* Task prompt: Find the word "указы" in the data. Return every line where it appears.

[start Provided entries]

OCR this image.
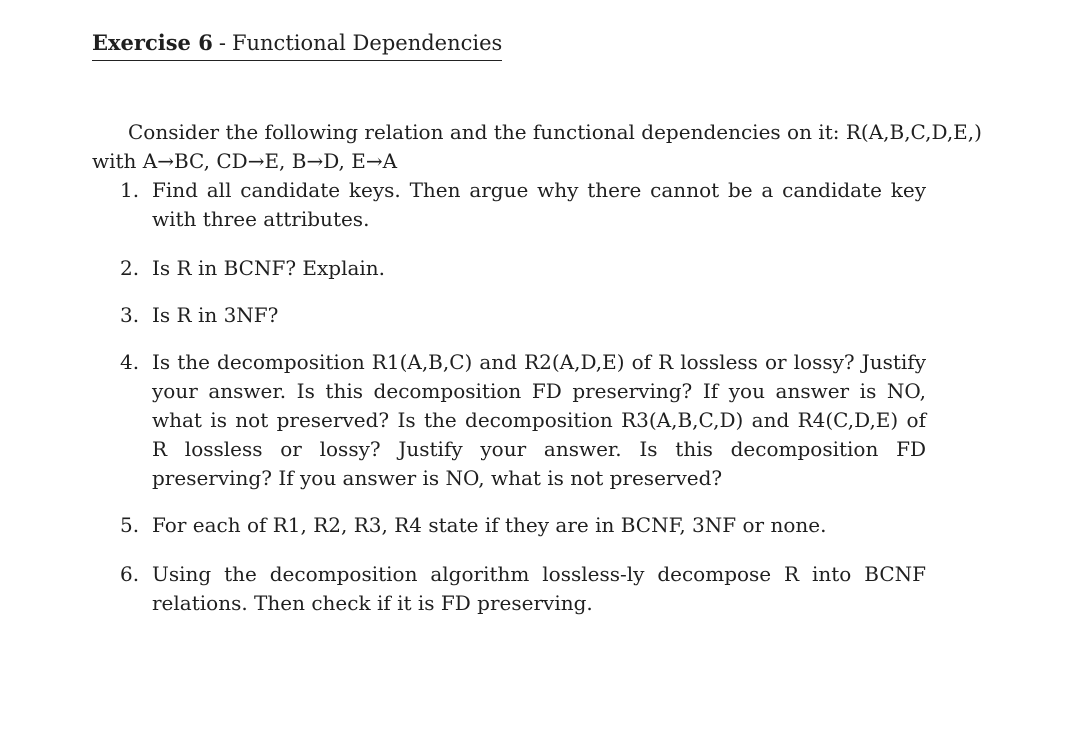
Exercise 6 - Functional Dependencies

Consider the following relation and the functional dependencies on it: R(A,B,C,D,E,) with A→BC, CD→E, B→D, E→A

1. Find all candidate keys. Then argue why there cannot be a candidate key with three attributes.
2. Is R in BCNF? Explain.
3. Is R in 3NF?
4. Is the decomposition R1(A,B,C) and R2(A,D,E) of R lossless or lossy? Justify your answer. Is this decomposition FD preserving? If you answer is NO, what is not preserved? Is the decomposition R3(A,B,C,D) and R4(C,D,E) of R lossless or lossy? Justify your answer. Is this decomposition FD preserving? If you answer is NO, what is not preserved?
5. For each of R1, R2, R3, R4 state if they are in BCNF, 3NF or none.
6. Using the decomposition algorithm lossless-ly decompose R into BCNF relations. Then check if it is FD preserving.
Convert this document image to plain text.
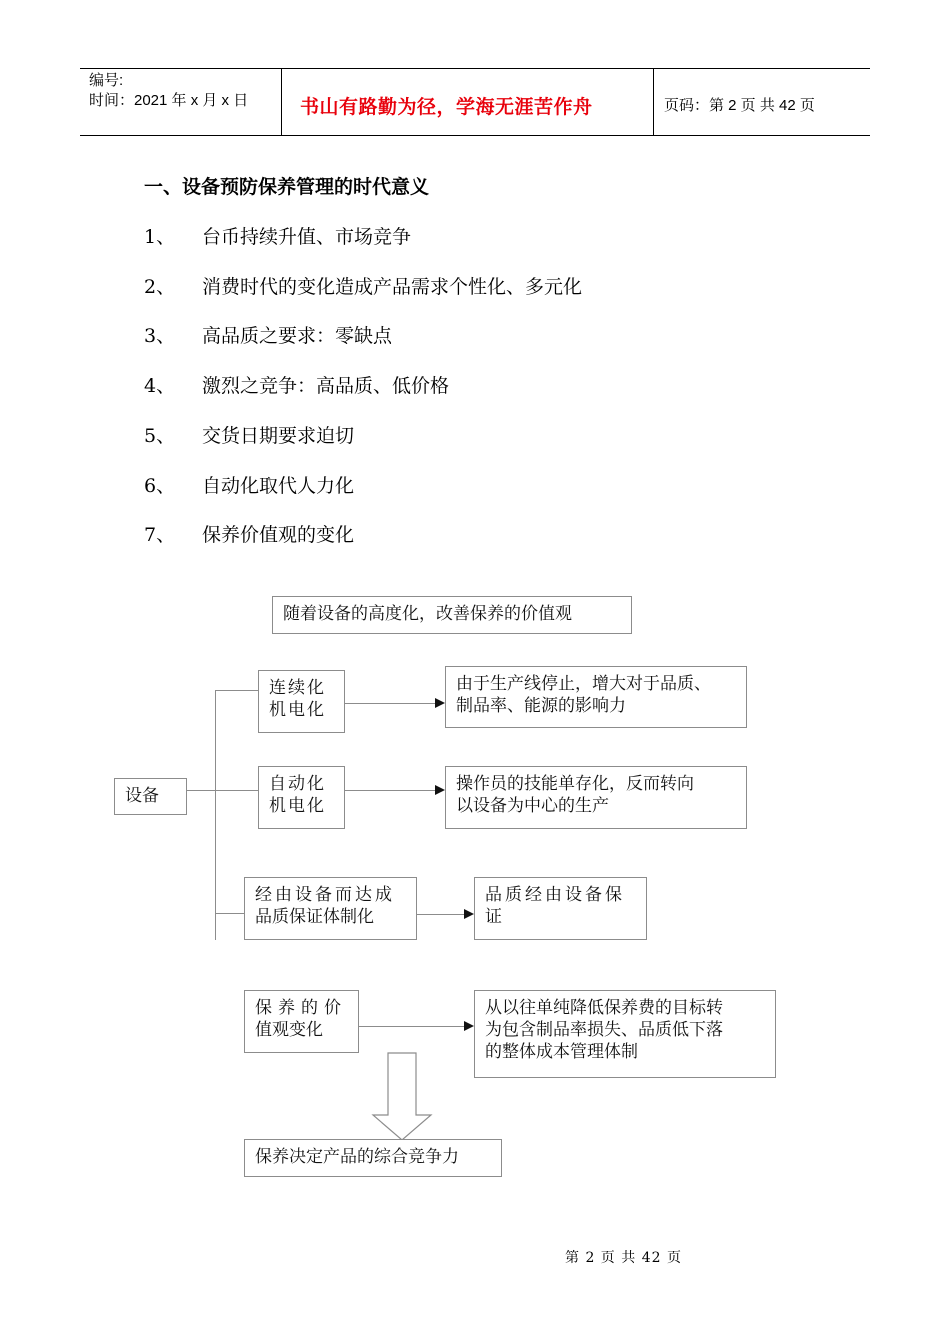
编号:
时间：2021 年 x 月 x 日	书山有路勤为径，学海无涯苦作舟	页码：第 2 页 共 42 页
一、设备预防保养管理的时代意义
1、 台币持续升值、市场竞争
2、 消费时代的变化造成产品需求个性化、多元化
3、 高品质之要求：零缺点
4、 激烈之竞争：高品质、低价格
5、 交货日期要求迫切
6、 自动化取代人力化
7、 保养价值观的变化
随着设备的高度化，改善保养的价值观
设备
连续化
机电化
由于生产线停止，增大对于品质、
制品率、能源的影响力
自动化
机电化
操作员的技能单存化，反而转向
以设备为中心的生产
经由设备而达成
品质保证体制化
品质经由设备保
证
保养的价
值观变化
从以往单纯降低保养费的目标转
为包含制品率损失、品质低下落
的整体成本管理体制
保养决定产品的综合竞争力
第 2 页 共 42 页
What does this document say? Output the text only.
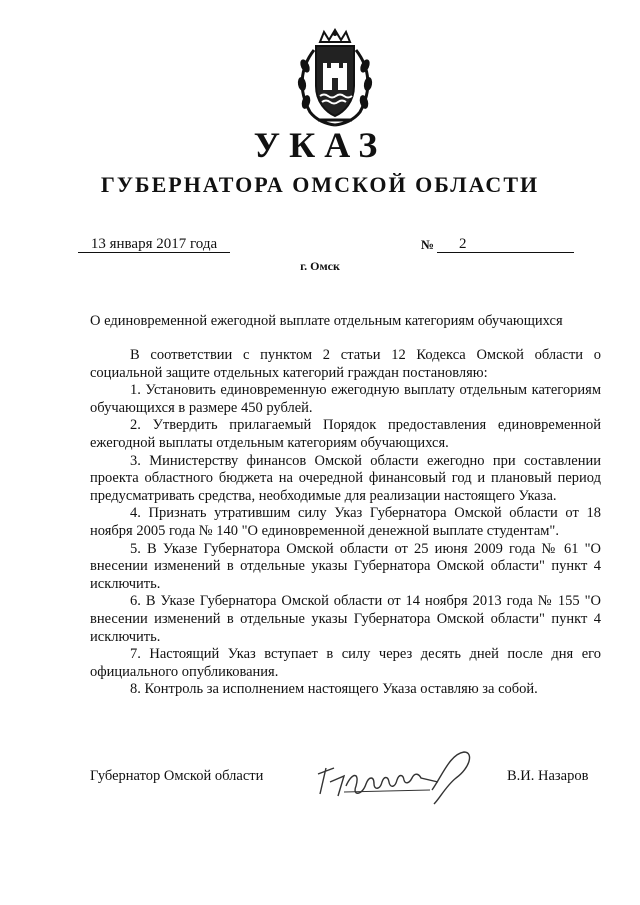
УКАЗ
ГУБЕРНАТОРА ОМСКОЙ ОБЛАСТИ
13 января 2017 года	№	2
г. Омск
О единовременной ежегодной выплате отдельным категориям обучающихся

В соответствии с пунктом 2 статьи 12 Кодекса Омской области о социальной защите отдельных категорий граждан постановляю:

1. Установить единовременную ежегодную выплату отдельным категориям обучающихся в размере 450 рублей.

2. Утвердить прилагаемый Порядок предоставления единовременной ежегодной выплаты отдельным категориям обучающихся.

3. Министерству финансов Омской области ежегодно при составлении проекта областного бюджета на очередной финансовый год и плановый период предусматривать средства, необходимые для реализации настоящего Указа.

4. Признать утратившим силу Указ Губернатора Омской области от 18 ноября 2005 года № 140 "О единовременной денежной выплате студентам".

5. В Указе Губернатора Омской области от 25 июня 2009 года № 61 "О внесении изменений в отдельные указы Губернатора Омской области" пункт 4 исключить.

6. В Указе Губернатора Омской области от 14 ноября 2013 года № 155 "О внесении изменений в отдельные указы Губернатора Омской области" пункт 4 исключить.

7. Настоящий Указ вступает в силу через десять дней после дня его официального опубликования.

8. Контроль за исполнением настоящего Указа оставляю за собой.

Губернатор Омской области	В.И. Назаров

[end Provided entries]

* Answer in full:
5. В Указе Губернатора Омской области от 25 июня 2009 года № 61 "О внесении изменений в отдельные указы Губернатора Омской области" пункт 4 исключить.
6. В Указе Губернатора Омской области от 14 ноября 2013 года № 155 "О внесении изменений в отдельные указы Губернатора Омской области" пункт 4 исключить.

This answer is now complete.